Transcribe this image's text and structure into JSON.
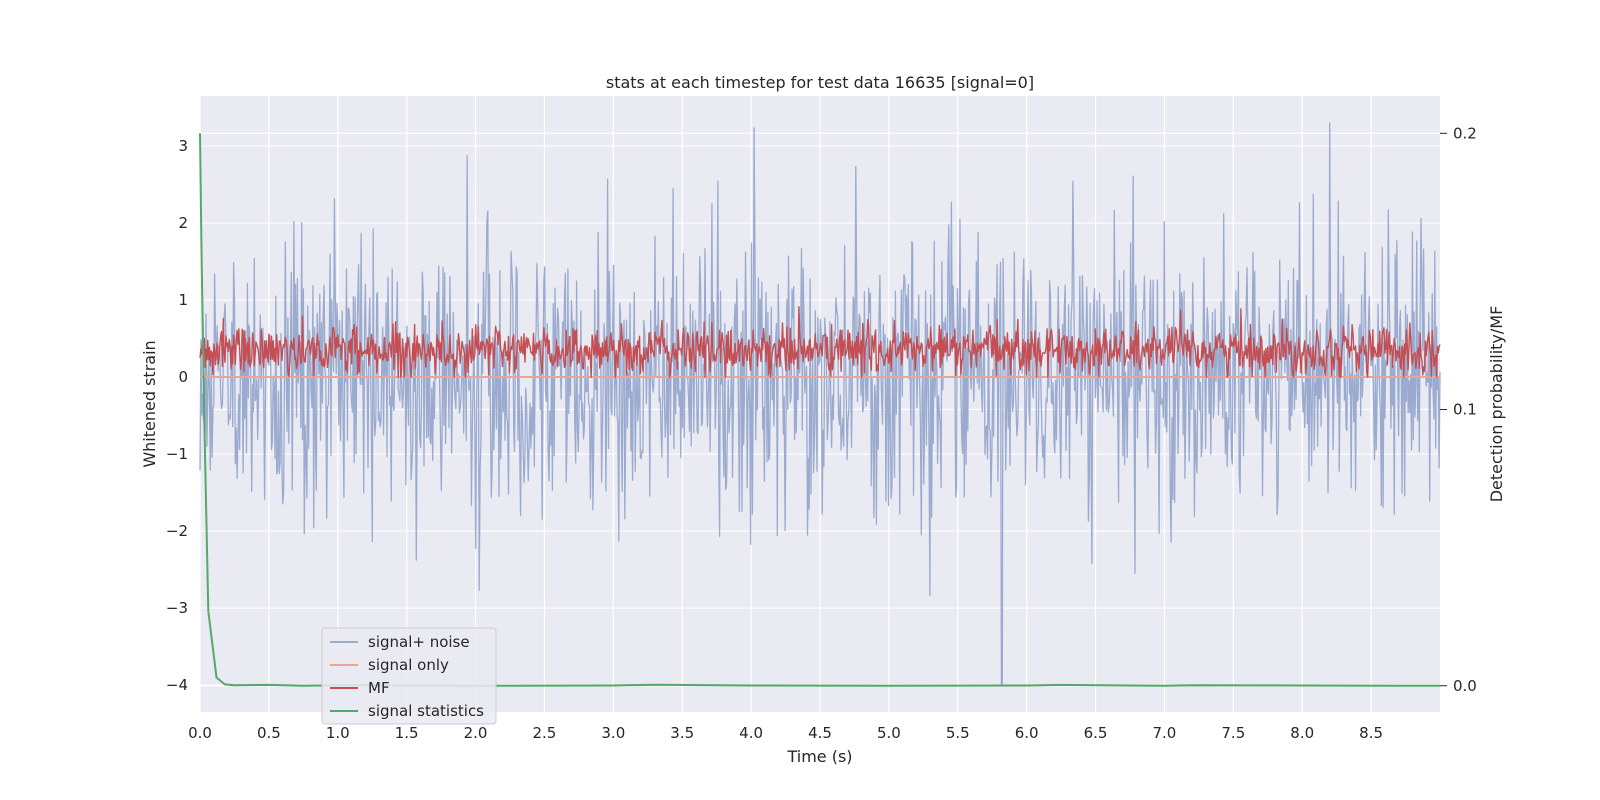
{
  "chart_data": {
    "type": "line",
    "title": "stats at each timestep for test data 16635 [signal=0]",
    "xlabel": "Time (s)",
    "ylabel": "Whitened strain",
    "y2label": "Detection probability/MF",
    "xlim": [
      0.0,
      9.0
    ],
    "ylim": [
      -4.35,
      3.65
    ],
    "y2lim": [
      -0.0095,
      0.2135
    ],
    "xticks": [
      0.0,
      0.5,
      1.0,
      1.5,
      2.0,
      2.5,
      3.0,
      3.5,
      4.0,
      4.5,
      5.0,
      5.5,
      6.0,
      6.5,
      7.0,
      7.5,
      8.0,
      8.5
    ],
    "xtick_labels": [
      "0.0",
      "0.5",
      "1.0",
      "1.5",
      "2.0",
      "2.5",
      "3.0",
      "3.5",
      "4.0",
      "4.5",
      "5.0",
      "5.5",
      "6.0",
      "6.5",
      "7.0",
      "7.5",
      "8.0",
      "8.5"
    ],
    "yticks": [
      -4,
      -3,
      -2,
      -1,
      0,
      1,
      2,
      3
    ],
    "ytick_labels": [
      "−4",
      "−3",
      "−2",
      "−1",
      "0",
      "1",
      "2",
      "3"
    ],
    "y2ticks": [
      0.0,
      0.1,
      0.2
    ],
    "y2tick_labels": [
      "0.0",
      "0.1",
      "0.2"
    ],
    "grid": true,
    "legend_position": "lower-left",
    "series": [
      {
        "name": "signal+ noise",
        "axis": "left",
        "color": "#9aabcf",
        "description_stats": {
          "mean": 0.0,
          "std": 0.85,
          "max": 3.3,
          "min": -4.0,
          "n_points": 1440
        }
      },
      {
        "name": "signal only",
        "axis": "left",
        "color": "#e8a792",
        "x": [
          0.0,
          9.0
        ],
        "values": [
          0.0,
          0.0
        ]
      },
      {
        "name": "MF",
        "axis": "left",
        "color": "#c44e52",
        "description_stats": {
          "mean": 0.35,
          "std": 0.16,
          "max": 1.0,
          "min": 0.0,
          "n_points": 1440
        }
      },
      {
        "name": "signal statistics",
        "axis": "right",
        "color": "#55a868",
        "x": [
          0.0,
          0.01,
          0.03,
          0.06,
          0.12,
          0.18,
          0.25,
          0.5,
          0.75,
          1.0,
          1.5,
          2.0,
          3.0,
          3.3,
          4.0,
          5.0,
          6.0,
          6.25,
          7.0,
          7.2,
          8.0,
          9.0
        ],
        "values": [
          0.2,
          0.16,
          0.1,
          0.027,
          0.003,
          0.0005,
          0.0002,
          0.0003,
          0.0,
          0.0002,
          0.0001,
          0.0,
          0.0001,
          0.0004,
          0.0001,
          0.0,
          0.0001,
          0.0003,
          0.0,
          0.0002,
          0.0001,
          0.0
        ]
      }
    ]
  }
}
+===+
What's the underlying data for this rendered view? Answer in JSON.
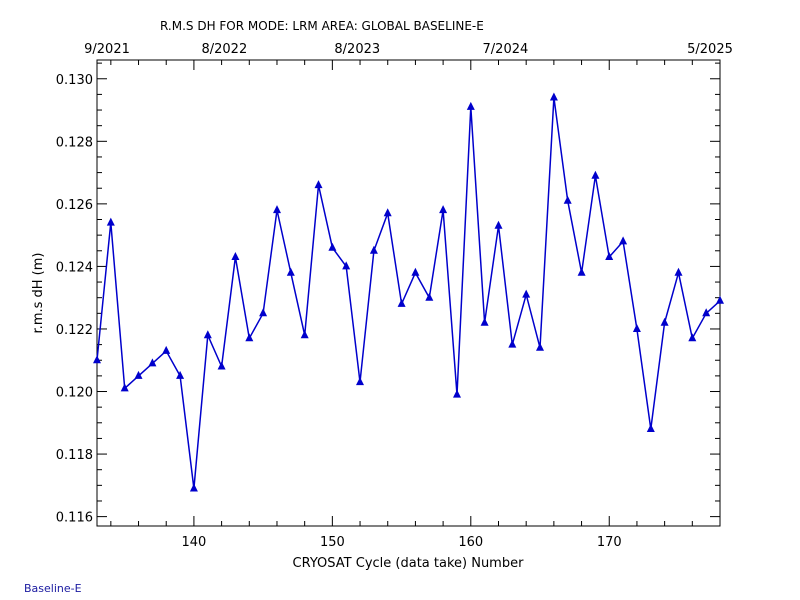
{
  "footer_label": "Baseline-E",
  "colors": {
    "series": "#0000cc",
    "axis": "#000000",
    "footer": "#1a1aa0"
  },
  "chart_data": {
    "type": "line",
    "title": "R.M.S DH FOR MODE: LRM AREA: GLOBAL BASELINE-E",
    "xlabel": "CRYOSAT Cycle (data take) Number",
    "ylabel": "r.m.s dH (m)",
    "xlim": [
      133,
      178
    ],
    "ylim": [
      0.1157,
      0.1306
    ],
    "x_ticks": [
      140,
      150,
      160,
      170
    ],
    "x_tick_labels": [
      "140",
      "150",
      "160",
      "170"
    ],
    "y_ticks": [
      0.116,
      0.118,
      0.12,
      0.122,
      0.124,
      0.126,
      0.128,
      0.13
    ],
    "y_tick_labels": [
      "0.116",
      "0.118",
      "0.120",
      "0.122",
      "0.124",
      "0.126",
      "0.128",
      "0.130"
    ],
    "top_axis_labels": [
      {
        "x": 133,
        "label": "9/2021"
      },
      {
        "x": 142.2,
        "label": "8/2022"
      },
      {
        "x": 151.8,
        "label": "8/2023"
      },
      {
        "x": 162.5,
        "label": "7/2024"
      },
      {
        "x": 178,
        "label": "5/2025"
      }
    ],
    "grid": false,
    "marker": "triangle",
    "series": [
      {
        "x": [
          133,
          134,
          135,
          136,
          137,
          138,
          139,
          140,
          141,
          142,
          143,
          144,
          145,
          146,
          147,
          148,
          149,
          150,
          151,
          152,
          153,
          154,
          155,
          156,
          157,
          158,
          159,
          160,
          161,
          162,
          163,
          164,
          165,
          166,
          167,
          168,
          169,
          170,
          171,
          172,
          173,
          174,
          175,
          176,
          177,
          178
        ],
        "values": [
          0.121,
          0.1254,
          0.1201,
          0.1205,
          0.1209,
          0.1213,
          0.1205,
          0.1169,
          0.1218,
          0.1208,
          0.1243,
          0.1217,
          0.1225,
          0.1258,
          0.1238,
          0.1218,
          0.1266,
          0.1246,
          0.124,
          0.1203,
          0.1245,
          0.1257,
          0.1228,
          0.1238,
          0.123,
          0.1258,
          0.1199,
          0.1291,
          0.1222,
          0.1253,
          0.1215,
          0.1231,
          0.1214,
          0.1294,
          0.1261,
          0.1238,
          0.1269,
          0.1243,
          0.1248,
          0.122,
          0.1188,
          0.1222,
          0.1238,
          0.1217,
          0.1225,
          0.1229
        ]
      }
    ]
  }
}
+===+
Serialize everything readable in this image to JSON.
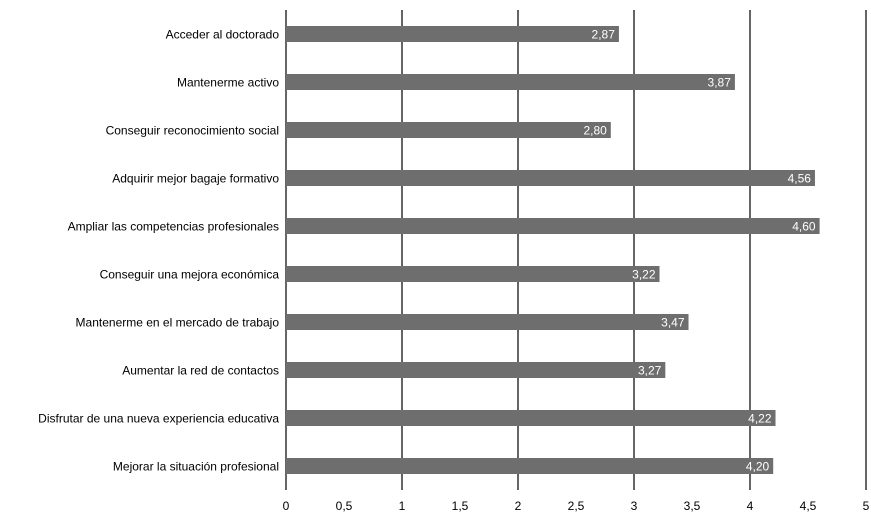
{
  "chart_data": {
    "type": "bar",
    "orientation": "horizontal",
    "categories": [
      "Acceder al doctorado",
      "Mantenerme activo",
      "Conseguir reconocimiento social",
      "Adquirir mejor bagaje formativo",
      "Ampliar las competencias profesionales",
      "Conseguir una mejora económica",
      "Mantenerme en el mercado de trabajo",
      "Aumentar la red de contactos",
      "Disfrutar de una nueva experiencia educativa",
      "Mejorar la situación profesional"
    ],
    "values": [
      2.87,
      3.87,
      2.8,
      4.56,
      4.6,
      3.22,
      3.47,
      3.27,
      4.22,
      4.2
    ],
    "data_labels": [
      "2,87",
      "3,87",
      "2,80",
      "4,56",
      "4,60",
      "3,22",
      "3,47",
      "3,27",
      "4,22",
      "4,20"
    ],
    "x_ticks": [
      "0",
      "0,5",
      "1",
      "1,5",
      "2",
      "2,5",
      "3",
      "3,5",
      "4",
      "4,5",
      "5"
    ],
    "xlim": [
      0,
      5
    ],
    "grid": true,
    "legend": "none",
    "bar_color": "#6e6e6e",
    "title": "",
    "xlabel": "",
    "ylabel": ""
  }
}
+===+
Goal of the exercise - Pick out the lines containing the word "title" and show them.

Solution for this task -
    "title": "stats at each timestep for test data 16635 [signal=0]",
    "title": "R.M.S DH FOR MODE: LRM AREA: GLOBAL BASELINE-E",
    "title": "",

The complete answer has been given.